◆ GIVEN EXERCISE ◆
From the entries below, copy every line where the string "Interval" appears.

◆ STORED ROWS ◆
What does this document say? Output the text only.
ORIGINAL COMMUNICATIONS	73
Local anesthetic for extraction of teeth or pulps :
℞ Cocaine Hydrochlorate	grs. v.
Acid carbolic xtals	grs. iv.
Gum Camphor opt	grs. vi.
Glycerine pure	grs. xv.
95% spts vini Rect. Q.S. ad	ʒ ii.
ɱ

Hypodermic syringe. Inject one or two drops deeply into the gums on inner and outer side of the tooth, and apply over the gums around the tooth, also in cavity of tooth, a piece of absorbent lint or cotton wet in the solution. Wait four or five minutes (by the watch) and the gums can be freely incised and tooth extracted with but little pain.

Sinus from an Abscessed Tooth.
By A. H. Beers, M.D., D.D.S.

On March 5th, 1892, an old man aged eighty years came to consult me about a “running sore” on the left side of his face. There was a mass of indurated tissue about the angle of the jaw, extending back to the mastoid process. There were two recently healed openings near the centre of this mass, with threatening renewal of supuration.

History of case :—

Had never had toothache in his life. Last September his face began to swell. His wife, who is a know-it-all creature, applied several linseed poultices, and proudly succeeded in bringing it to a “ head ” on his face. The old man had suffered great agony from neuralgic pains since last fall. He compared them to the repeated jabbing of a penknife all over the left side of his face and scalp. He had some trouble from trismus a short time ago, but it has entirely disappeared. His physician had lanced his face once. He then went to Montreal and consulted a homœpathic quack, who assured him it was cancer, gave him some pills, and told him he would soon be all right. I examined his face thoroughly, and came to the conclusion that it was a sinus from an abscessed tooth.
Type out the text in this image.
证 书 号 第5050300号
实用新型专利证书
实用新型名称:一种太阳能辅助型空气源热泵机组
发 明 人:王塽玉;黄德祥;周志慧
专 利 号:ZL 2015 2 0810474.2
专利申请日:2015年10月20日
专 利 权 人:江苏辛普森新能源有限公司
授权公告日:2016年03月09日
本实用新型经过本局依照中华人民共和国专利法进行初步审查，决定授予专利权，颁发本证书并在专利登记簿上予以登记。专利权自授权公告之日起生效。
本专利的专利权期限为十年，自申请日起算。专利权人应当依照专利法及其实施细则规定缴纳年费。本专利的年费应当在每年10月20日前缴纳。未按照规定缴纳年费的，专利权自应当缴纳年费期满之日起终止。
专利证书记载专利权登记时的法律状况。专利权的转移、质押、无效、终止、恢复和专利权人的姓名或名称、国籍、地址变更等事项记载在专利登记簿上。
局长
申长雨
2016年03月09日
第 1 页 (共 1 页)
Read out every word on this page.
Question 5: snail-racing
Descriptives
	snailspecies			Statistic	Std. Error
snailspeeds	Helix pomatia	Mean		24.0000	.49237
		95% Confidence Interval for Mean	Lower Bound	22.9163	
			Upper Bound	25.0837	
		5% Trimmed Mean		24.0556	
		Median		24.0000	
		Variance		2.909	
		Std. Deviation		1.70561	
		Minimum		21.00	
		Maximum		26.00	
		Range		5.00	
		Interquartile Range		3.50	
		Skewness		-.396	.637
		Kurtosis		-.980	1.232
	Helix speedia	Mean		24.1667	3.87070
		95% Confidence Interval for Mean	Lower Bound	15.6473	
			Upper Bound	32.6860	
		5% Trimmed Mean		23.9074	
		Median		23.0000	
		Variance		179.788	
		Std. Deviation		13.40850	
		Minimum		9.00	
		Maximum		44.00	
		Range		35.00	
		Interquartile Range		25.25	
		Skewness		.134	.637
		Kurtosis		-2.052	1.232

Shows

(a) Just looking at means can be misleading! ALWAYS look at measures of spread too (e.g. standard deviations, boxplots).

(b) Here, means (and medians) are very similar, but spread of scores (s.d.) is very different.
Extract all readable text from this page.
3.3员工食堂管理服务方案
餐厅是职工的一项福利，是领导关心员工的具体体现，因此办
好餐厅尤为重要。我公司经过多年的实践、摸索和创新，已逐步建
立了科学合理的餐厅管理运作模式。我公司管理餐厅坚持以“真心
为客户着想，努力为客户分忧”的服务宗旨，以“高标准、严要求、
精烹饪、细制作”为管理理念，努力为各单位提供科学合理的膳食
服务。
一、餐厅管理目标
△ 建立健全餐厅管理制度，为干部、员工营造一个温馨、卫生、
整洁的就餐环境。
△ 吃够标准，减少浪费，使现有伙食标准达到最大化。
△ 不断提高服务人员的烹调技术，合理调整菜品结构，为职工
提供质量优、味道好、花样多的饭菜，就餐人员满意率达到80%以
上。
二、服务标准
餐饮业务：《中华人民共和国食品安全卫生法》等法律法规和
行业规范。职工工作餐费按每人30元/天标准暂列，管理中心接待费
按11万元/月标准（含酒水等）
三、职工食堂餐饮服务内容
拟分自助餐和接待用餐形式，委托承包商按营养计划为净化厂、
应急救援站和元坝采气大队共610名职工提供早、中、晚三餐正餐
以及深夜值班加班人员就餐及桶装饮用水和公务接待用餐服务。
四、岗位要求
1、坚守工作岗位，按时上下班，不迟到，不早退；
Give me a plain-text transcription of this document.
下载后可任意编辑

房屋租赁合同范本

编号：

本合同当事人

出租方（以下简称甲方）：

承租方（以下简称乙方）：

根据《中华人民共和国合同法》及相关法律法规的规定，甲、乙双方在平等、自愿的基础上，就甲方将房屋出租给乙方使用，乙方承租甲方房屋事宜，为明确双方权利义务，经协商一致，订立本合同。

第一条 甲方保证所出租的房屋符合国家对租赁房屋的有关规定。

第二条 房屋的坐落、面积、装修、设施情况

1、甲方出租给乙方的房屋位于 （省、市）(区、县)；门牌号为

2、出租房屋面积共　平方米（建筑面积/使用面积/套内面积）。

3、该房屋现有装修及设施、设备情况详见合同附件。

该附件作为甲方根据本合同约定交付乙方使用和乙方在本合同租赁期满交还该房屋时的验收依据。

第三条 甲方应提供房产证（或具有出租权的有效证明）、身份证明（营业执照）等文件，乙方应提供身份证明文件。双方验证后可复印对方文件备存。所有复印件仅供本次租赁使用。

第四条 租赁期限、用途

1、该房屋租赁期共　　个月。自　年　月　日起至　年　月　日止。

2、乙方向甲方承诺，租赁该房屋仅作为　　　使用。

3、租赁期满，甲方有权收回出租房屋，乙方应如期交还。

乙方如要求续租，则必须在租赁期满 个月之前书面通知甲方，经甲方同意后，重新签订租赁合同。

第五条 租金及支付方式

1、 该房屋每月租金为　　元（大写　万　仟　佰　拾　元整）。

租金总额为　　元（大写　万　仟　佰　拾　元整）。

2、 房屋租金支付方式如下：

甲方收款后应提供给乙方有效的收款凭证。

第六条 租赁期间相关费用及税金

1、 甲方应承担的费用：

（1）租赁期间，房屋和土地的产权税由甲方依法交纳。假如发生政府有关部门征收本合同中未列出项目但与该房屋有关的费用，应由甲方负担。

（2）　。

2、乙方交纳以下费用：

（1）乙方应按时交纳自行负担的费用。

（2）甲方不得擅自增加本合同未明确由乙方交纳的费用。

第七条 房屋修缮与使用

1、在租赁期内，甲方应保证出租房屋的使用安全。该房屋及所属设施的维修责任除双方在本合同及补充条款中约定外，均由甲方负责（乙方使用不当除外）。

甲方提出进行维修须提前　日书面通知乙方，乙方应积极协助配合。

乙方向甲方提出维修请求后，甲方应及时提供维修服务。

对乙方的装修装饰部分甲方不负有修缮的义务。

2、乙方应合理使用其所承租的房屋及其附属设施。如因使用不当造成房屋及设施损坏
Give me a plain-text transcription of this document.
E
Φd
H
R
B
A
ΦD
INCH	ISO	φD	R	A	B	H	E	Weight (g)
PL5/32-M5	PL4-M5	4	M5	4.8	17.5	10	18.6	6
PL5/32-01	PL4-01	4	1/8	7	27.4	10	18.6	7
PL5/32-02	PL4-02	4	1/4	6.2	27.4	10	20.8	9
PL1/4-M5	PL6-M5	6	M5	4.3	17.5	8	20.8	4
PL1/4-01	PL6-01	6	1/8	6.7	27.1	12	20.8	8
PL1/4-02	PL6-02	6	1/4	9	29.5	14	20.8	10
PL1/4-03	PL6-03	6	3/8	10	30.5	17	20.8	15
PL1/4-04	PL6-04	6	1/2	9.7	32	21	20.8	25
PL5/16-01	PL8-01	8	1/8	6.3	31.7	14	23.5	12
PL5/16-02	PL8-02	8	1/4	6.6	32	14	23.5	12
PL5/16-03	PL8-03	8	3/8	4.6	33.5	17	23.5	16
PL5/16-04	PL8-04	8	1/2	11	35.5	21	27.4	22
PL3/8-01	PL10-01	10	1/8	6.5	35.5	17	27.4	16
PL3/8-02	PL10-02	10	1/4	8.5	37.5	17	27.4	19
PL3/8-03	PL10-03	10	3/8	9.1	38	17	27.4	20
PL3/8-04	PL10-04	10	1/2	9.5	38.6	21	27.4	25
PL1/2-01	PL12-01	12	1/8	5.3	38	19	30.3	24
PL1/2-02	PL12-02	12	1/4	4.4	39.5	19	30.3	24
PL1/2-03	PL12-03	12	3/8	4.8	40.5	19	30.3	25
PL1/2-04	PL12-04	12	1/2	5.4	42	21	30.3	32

◆ ANSWER TO THE PROBLEM ◆
		95% Confidence Interval for Mean	Lower Bound	22.9163	
		95% Confidence Interval for Mean	Lower Bound	15.6473	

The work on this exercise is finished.